* **DATA TO USE**

^^^^^^^^

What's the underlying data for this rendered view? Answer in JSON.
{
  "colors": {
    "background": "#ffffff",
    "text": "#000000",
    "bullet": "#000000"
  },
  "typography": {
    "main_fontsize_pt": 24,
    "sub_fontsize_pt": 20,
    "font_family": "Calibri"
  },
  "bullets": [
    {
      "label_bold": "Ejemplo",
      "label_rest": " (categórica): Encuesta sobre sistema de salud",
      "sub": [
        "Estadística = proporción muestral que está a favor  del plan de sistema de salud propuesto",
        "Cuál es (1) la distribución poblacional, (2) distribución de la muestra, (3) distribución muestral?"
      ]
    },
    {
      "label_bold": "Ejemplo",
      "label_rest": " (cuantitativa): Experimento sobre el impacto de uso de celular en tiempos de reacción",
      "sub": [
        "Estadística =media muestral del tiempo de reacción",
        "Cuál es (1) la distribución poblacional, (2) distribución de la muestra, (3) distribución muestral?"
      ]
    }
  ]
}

^^^^^^^^

* **STATED PROBLEM**
Using the records above, select and copy every line that has the word "sistema".

* **EXPECTED ANSWER**
      "label_rest": " (categórica): Encuesta sobre sistema de salud",
        "Estadística = proporción muestral que está a favor  del plan de sistema de salud propuesto",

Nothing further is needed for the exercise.